▶ _EXERCISE_
All entries below are to be set down again, identical to the source.

** BEGIN SUPPLIED RECORDS **

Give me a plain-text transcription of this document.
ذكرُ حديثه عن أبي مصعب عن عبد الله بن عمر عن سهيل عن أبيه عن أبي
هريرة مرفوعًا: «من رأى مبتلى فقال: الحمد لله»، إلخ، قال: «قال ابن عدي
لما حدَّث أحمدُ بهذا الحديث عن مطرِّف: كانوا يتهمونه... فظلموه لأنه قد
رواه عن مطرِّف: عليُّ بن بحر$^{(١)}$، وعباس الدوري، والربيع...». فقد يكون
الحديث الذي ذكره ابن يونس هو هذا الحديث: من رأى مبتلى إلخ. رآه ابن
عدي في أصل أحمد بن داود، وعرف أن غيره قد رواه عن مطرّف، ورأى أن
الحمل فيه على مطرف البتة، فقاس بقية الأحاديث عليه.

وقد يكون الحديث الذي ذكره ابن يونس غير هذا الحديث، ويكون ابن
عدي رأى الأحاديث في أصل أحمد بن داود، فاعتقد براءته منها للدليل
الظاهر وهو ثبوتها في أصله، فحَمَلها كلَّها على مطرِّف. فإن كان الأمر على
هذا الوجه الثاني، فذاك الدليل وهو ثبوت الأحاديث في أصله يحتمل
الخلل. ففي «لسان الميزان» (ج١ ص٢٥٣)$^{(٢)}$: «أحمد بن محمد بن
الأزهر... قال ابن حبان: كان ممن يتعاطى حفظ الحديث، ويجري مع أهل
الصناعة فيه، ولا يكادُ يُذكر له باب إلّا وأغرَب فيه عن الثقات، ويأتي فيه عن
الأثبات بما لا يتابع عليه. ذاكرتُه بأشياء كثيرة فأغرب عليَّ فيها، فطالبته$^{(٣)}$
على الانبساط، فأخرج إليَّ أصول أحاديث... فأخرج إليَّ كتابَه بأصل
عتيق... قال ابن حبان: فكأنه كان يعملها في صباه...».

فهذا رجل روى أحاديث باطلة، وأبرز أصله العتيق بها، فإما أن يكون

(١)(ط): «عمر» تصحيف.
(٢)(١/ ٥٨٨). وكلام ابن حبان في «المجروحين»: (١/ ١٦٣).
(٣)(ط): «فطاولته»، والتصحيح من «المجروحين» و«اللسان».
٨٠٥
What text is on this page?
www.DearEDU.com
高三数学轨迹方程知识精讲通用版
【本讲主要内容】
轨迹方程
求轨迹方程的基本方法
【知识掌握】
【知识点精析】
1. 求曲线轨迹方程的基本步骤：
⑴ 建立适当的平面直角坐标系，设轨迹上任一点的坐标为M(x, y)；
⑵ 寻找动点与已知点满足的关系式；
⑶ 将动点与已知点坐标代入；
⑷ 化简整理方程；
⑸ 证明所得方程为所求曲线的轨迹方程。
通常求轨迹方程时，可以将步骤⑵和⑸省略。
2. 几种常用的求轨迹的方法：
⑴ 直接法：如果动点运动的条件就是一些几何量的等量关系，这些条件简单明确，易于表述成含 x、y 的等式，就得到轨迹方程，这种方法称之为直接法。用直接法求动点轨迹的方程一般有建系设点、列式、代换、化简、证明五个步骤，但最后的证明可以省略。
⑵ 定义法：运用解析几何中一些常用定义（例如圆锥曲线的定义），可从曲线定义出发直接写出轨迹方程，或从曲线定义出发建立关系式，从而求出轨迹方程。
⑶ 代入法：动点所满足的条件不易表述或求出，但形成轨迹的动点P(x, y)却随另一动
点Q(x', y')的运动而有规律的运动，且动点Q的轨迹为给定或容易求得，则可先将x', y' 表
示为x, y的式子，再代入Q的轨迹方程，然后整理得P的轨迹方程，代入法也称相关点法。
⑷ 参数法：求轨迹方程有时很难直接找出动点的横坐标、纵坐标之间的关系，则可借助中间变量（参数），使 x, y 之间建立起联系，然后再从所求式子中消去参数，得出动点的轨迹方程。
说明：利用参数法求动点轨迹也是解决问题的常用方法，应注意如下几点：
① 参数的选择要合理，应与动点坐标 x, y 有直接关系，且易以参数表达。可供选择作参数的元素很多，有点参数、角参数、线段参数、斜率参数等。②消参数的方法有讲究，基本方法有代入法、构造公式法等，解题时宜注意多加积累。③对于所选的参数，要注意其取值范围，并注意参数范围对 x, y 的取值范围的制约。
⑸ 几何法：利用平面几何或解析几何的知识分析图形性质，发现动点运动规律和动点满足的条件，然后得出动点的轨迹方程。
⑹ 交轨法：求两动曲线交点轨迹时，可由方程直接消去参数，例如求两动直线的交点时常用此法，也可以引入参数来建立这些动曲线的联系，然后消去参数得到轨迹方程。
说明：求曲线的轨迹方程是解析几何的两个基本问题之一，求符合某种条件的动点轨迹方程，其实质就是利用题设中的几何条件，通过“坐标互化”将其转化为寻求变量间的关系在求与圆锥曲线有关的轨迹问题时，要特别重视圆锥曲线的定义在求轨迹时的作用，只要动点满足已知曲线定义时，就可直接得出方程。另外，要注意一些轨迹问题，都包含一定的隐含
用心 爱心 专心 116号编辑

** END SUPPLIED RECORDS **

▶ _EXERCISE OUTPUT_
Give me a plain-text transcription of this document.
ذكرُ حديثه عن أبي مصعب عن عبد الله بن عمر عن سهيل عن أبيه عن أبي
هريرة مرفوعًا: «من رأى مبتلى فقال: الحمد لله»، إلخ، قال: «قال ابن عدي
لما حدَّث أحمدُ بهذا الحديث عن مطرِّف: كانوا يتهمونه... فظلموه لأنه قد
رواه عن مطرِّف: عليُّ بن بحر$^{(١)}$، وعباس الدوري، والربيع...». فقد يكون
الحديث الذي ذكره ابن يونس هو هذا الحديث: من رأى مبتلى إلخ. رآه ابن
عدي في أصل أحمد بن داود، وعرف أن غيره قد رواه عن مطرّف، ورأى أن
الحمل فيه على مطرف البتة، فقاس بقية الأحاديث عليه.

وقد يكون الحديث الذي ذكره ابن يونس غير هذا الحديث، ويكون ابن
عدي رأى الأحاديث في أصل أحمد بن داود، فاعتقد براءته منها للدليل
الظاهر وهو ثبوتها في أصله، فحَمَلها كلَّها على مطرِّف. فإن كان الأمر على
هذا الوجه الثاني، فذاك الدليل وهو ثبوت الأحاديث في أصله يحتمل
الخلل. ففي «لسان الميزان» (ج١ ص٢٥٣)$^{(٢)}$: «أحمد بن محمد بن
الأزهر... قال ابن حبان: كان ممن يتعاطى حفظ الحديث، ويجري مع أهل
الصناعة فيه، ولا يكادُ يُذكر له باب إلّا وأغرَب فيه عن الثقات، ويأتي فيه عن
الأثبات بما لا يتابع عليه. ذاكرتُه بأشياء كثيرة فأغرب عليَّ فيها، فطالبته$^{(٣)}$
على الانبساط، فأخرج إليَّ أصول أحاديث... فأخرج إليَّ كتابَه بأصل
عتيق... قال ابن حبان: فكأنه كان يعملها في صباه...».

فهذا رجل روى أحاديث باطلة، وأبرز أصله العتيق بها، فإما أن يكون

(١)(ط): «عمر» تصحيف.
(٢)(١/ ٥٨٨). وكلام ابن حبان في «المجروحين»: (١/ ١٦٣).
(٣)(ط): «فطاولته»، والتصحيح من «المجروحين» و«اللسان».
٨٠٥
What text is on this page?
www.DearEDU.com
高三数学轨迹方程知识精讲通用版
【本讲主要内容】
轨迹方程
求轨迹方程的基本方法
【知识掌握】
【知识点精析】
1. 求曲线轨迹方程的基本步骤：
⑴ 建立适当的平面直角坐标系，设轨迹上任一点的坐标为M(x, y)；
⑵ 寻找动点与已知点满足的关系式；
⑶ 将动点与已知点坐标代入；
⑷ 化简整理方程；
⑸ 证明所得方程为所求曲线的轨迹方程。
通常求轨迹方程时，可以将步骤⑵和⑸省略。
2. 几种常用的求轨迹的方法：
⑴ 直接法：如果动点运动的条件就是一些几何量的等量关系，这些条件简单明确，易于表述成含 x、y 的等式，就得到轨迹方程，这种方法称之为直接法。用直接法求动点轨迹的方程一般有建系设点、列式、代换、化简、证明五个步骤，但最后的证明可以省略。
⑵ 定义法：运用解析几何中一些常用定义（例如圆锥曲线的定义），可从曲线定义出发直接写出轨迹方程，或从曲线定义出发建立关系式，从而求出轨迹方程。
⑶ 代入法：动点所满足的条件不易表述或求出，但形成轨迹的动点P(x, y)却随另一动
点Q(x', y')的运动而有规律的运动，且动点Q的轨迹为给定或容易求得，则可先将x', y' 表
示为x, y的式子，再代入Q的轨迹方程，然后整理得P的轨迹方程，代入法也称相关点法。
⑷ 参数法：求轨迹方程有时很难直接找出动点的横坐标、纵坐标之间的关系，则可借助中间变量（参数），使 x, y 之间建立起联系，然后再从所求式子中消去参数，得出动点的轨迹方程。
说明：利用参数法求动点轨迹也是解决问题的常用方法，应注意如下几点：
① 参数的选择要合理，应与动点坐标 x, y 有直接关系，且易以参数表达。可供选择作参数的元素很多，有点参数、角参数、线段参数、斜率参数等。②消参数的方法有讲究，基本方法有代入法、构造公式法等，解题时宜注意多加积累。③对于所选的参数，要注意其取值范围，并注意参数范围对 x, y 的取值范围的制约。
⑸ 几何法：利用平面几何或解析几何的知识分析图形性质，发现动点运动规律和动点满足的条件，然后得出动点的轨迹方程。
⑹ 交轨法：求两动曲线交点轨迹时，可由方程直接消去参数，例如求两动直线的交点时常用此法，也可以引入参数来建立这些动曲线的联系，然后消去参数得到轨迹方程。
说明：求曲线的轨迹方程是解析几何的两个基本问题之一，求符合某种条件的动点轨迹方程，其实质就是利用题设中的几何条件，通过“坐标互化”将其转化为寻求变量间的关系在求与圆锥曲线有关的轨迹问题时，要特别重视圆锥曲线的定义在求轨迹时的作用，只要动点满足已知曲线定义时，就可直接得出方程。另外，要注意一些轨迹问题，都包含一定的隐含
用心 爱心 专心 116号编辑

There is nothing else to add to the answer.